Written problem
Copy nothing but the text: reproduce each line of the listing exactly and leave the pictures out.
>> BEGIN Data provided
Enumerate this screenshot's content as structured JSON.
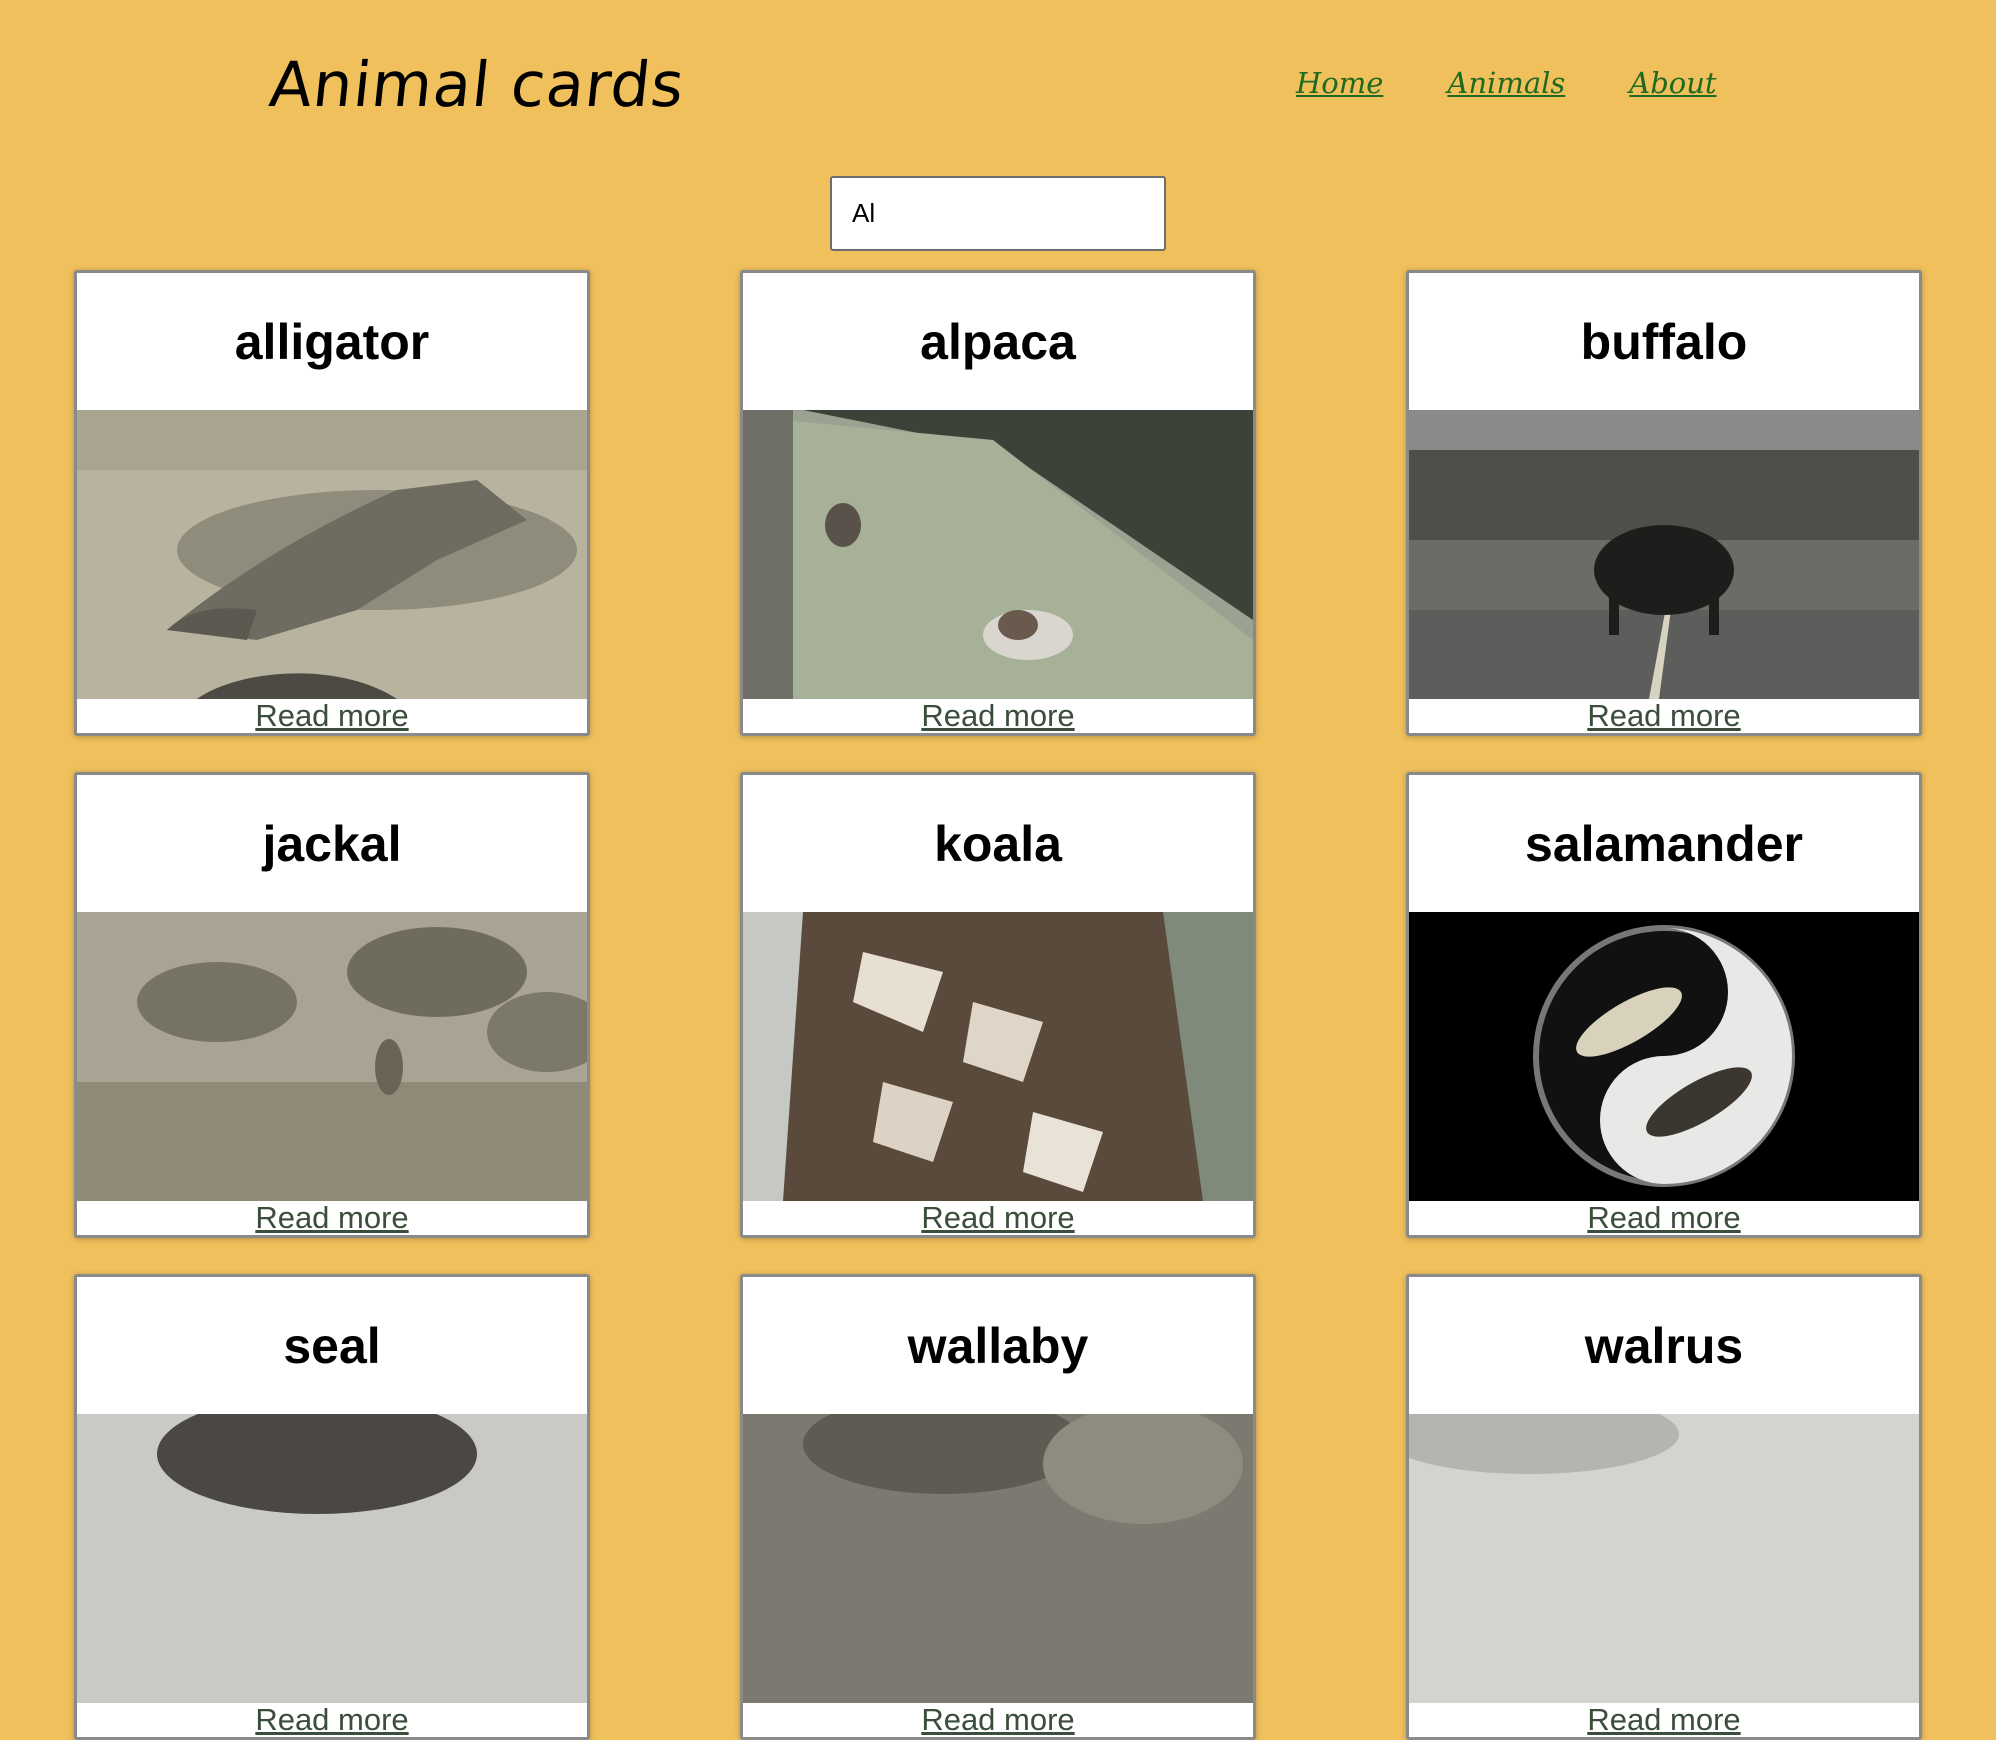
{
  "header": {
    "title": "Animal cards",
    "nav": [
      "Home",
      "Animals",
      "About"
    ]
  },
  "search": {
    "value": "Al"
  },
  "cards": [
    {
      "name": "alligator",
      "link": "Read more",
      "image": "alligator-photo"
    },
    {
      "name": "alpaca",
      "link": "Read more",
      "image": "alpaca-photo"
    },
    {
      "name": "buffalo",
      "link": "Read more",
      "image": "buffalo-photo"
    },
    {
      "name": "jackal",
      "link": "Read more",
      "image": "jackal-photo"
    },
    {
      "name": "koala",
      "link": "Read more",
      "image": "owl-photo"
    },
    {
      "name": "salamander",
      "link": "Read more",
      "image": "koi-yin-yang-photo"
    },
    {
      "name": "seal",
      "link": "Read more",
      "image": "seal-photo"
    },
    {
      "name": "wallaby",
      "link": "Read more",
      "image": "wallaby-photo"
    },
    {
      "name": "walrus",
      "link": "Read more",
      "image": "walrus-photo"
    }
  ],
  "colors": {
    "background": "#efc05c",
    "nav_link": "#1f6a1f",
    "card_border": "#8a8a8a",
    "read_more": "#3b4d3b"
  }
}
>> END Data provided
Answer below
Enumerate this screenshot's content as structured JSON.
{
  "header": {
    "title": "Animal cards",
    "nav": [
      "Home",
      "Animals",
      "About"
    ]
  },
  "search": {
    "value": "Al"
  },
  "cards": [
    {
      "name": "alligator",
      "link": "Read more",
      "image": "alligator-photo"
    },
    {
      "name": "alpaca",
      "link": "Read more",
      "image": "alpaca-photo"
    },
    {
      "name": "buffalo",
      "link": "Read more",
      "image": "buffalo-photo"
    },
    {
      "name": "jackal",
      "link": "Read more",
      "image": "jackal-photo"
    },
    {
      "name": "koala",
      "link": "Read more",
      "image": "owl-photo"
    },
    {
      "name": "salamander",
      "link": "Read more",
      "image": "koi-yin-yang-photo"
    },
    {
      "name": "seal",
      "link": "Read more",
      "image": "seal-photo"
    },
    {
      "name": "wallaby",
      "link": "Read more",
      "image": "wallaby-photo"
    },
    {
      "name": "walrus",
      "link": "Read more",
      "image": "walrus-photo"
    }
  ],
  "colors": {
    "background": "#efc05c",
    "nav_link": "#1f6a1f",
    "card_border": "#8a8a8a",
    "read_more": "#3b4d3b"
  }
}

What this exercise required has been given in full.